→ **SET EXERCISE**:
Quote the listing below in its entirety.

→ **EXERCISE DATA**:

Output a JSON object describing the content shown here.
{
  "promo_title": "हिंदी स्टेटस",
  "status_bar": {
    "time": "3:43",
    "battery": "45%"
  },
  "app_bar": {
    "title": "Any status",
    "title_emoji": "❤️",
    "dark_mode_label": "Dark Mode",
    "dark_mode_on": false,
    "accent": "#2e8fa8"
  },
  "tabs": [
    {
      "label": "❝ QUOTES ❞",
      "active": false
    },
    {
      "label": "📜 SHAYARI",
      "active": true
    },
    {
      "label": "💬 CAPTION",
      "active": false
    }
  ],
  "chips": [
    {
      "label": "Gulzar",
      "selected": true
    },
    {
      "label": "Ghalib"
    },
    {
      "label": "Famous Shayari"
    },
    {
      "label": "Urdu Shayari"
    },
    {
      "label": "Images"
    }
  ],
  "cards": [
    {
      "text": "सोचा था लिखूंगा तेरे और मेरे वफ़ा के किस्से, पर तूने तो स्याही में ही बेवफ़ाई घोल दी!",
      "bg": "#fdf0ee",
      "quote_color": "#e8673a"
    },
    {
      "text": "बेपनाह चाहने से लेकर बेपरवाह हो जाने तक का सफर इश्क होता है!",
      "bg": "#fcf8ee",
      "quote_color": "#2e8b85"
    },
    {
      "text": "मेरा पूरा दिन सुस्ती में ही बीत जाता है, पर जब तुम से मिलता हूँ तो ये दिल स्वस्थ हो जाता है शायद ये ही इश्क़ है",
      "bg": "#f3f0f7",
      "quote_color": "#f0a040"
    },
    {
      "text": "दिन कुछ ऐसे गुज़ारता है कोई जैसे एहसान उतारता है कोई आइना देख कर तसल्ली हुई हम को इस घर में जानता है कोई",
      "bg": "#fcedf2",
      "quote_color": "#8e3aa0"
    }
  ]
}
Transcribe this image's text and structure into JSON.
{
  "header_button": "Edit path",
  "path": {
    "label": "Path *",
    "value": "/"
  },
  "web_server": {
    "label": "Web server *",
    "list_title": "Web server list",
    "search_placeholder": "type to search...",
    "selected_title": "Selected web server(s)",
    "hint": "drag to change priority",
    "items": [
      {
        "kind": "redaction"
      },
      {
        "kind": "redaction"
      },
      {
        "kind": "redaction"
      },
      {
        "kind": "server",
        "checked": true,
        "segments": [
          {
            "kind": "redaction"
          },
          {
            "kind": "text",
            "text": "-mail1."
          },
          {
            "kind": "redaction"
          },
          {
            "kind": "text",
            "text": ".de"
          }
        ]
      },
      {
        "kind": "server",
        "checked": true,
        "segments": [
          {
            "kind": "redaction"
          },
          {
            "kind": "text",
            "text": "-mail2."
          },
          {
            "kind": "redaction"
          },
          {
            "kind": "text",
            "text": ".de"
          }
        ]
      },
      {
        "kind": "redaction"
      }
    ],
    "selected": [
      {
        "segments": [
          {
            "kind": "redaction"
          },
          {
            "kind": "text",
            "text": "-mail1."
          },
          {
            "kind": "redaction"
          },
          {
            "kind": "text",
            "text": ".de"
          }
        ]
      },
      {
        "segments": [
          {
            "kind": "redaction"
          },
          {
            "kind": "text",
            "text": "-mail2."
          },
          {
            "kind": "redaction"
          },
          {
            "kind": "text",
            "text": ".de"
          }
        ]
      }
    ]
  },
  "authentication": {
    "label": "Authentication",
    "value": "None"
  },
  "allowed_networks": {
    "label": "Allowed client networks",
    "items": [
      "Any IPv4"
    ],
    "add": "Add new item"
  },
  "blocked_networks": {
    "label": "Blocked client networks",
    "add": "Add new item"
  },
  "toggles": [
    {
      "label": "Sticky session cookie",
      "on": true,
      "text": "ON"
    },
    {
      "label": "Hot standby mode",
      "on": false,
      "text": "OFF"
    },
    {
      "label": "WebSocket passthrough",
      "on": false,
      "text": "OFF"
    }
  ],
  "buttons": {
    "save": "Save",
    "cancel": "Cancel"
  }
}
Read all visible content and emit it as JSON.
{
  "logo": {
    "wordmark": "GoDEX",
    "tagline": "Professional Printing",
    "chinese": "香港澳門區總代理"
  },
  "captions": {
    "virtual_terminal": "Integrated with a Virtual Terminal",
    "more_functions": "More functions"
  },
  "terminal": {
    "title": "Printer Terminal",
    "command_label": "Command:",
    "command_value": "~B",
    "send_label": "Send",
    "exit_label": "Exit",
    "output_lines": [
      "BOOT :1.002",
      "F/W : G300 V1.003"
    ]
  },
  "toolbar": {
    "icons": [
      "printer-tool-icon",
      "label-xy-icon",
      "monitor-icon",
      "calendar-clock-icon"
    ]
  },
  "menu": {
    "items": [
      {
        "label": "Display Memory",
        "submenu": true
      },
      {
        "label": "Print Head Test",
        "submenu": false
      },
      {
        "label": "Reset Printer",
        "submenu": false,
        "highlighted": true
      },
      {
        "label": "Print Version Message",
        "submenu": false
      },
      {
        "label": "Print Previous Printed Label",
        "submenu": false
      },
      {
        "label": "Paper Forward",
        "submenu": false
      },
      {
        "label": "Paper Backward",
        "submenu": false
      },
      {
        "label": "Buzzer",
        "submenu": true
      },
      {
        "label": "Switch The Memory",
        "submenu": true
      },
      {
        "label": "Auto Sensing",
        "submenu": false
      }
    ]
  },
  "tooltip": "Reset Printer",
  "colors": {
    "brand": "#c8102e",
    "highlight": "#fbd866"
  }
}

→ **CORRECT OUTPUT**:
Output a JSON object describing the content shown here.
{
  "promo_title": "हिंदी स्टेटस",
  "status_bar": {
    "time": "3:43",
    "battery": "45%"
  },
  "app_bar": {
    "title": "Any status",
    "title_emoji": "❤️",
    "dark_mode_label": "Dark Mode",
    "dark_mode_on": false,
    "accent": "#2e8fa8"
  },
  "tabs": [
    {
      "label": "❝ QUOTES ❞",
      "active": false
    },
    {
      "label": "📜 SHAYARI",
      "active": true
    },
    {
      "label": "💬 CAPTION",
      "active": false
    }
  ],
  "chips": [
    {
      "label": "Gulzar",
      "selected": true
    },
    {
      "label": "Ghalib"
    },
    {
      "label": "Famous Shayari"
    },
    {
      "label": "Urdu Shayari"
    },
    {
      "label": "Images"
    }
  ],
  "cards": [
    {
      "text": "सोचा था लिखूंगा तेरे और मेरे वफ़ा के किस्से, पर तूने तो स्याही में ही बेवफ़ाई घोल दी!",
      "bg": "#fdf0ee",
      "quote_color": "#e8673a"
    },
    {
      "text": "बेपनाह चाहने से लेकर बेपरवाह हो जाने तक का सफर इश्क होता है!",
      "bg": "#fcf8ee",
      "quote_color": "#2e8b85"
    },
    {
      "text": "मेरा पूरा दिन सुस्ती में ही बीत जाता है, पर जब तुम से मिलता हूँ तो ये दिल स्वस्थ हो जाता है शायद ये ही इश्क़ है",
      "bg": "#f3f0f7",
      "quote_color": "#f0a040"
    },
    {
      "text": "दिन कुछ ऐसे गुज़ारता है कोई जैसे एहसान उतारता है कोई आइना देख कर तसल्ली हुई हम को इस घर में जानता है कोई",
      "bg": "#fcedf2",
      "quote_color": "#8e3aa0"
    }
  ]
}
Transcribe this image's text and structure into JSON.
{
  "header_button": "Edit path",
  "path": {
    "label": "Path *",
    "value": "/"
  },
  "web_server": {
    "label": "Web server *",
    "list_title": "Web server list",
    "search_placeholder": "type to search...",
    "selected_title": "Selected web server(s)",
    "hint": "drag to change priority",
    "items": [
      {
        "kind": "redaction"
      },
      {
        "kind": "redaction"
      },
      {
        "kind": "redaction"
      },
      {
        "kind": "server",
        "checked": true,
        "segments": [
          {
            "kind": "redaction"
          },
          {
            "kind": "text",
            "text": "-mail1."
          },
          {
            "kind": "redaction"
          },
          {
            "kind": "text",
            "text": ".de"
          }
        ]
      },
      {
        "kind": "server",
        "checked": true,
        "segments": [
          {
            "kind": "redaction"
          },
          {
            "kind": "text",
            "text": "-mail2."
          },
          {
            "kind": "redaction"
          },
          {
            "kind": "text",
            "text": ".de"
          }
        ]
      },
      {
        "kind": "redaction"
      }
    ],
    "selected": [
      {
        "segments": [
          {
            "kind": "redaction"
          },
          {
            "kind": "text",
            "text": "-mail1."
          },
          {
            "kind": "redaction"
          },
          {
            "kind": "text",
            "text": ".de"
          }
        ]
      },
      {
        "segments": [
          {
            "kind": "redaction"
          },
          {
            "kind": "text",
            "text": "-mail2."
          },
          {
            "kind": "redaction"
          },
          {
            "kind": "text",
            "text": ".de"
          }
        ]
      }
    ]
  },
  "authentication": {
    "label": "Authentication",
    "value": "None"
  },
  "allowed_networks": {
    "label": "Allowed client networks",
    "items": [
      "Any IPv4"
    ],
    "add": "Add new item"
  },
  "blocked_networks": {
    "label": "Blocked client networks",
    "add": "Add new item"
  },
  "toggles": [
    {
      "label": "Sticky session cookie",
      "on": true,
      "text": "ON"
    },
    {
      "label": "Hot standby mode",
      "on": false,
      "text": "OFF"
    },
    {
      "label": "WebSocket passthrough",
      "on": false,
      "text": "OFF"
    }
  ],
  "buttons": {
    "save": "Save",
    "cancel": "Cancel"
  }
}
Read all visible content and emit it as JSON.
{
  "logo": {
    "wordmark": "GoDEX",
    "tagline": "Professional Printing",
    "chinese": "香港澳門區總代理"
  },
  "captions": {
    "virtual_terminal": "Integrated with a Virtual Terminal",
    "more_functions": "More functions"
  },
  "terminal": {
    "title": "Printer Terminal",
    "command_label": "Command:",
    "command_value": "~B",
    "send_label": "Send",
    "exit_label": "Exit",
    "output_lines": [
      "BOOT :1.002",
      "F/W : G300 V1.003"
    ]
  },
  "toolbar": {
    "icons": [
      "printer-tool-icon",
      "label-xy-icon",
      "monitor-icon",
      "calendar-clock-icon"
    ]
  },
  "menu": {
    "items": [
      {
        "label": "Display Memory",
        "submenu": true
      },
      {
        "label": "Print Head Test",
        "submenu": false
      },
      {
        "label": "Reset Printer",
        "submenu": false,
        "highlighted": true
      },
      {
        "label": "Print Version Message",
        "submenu": false
      },
      {
        "label": "Print Previous Printed Label",
        "submenu": false
      },
      {
        "label": "Paper Forward",
        "submenu": false
      },
      {
        "label": "Paper Backward",
        "submenu": false
      },
      {
        "label": "Buzzer",
        "submenu": true
      },
      {
        "label": "Switch The Memory",
        "submenu": true
      },
      {
        "label": "Auto Sensing",
        "submenu": false
      }
    ]
  },
  "tooltip": "Reset Printer",
  "colors": {
    "brand": "#c8102e",
    "highlight": "#fbd866"
  }
}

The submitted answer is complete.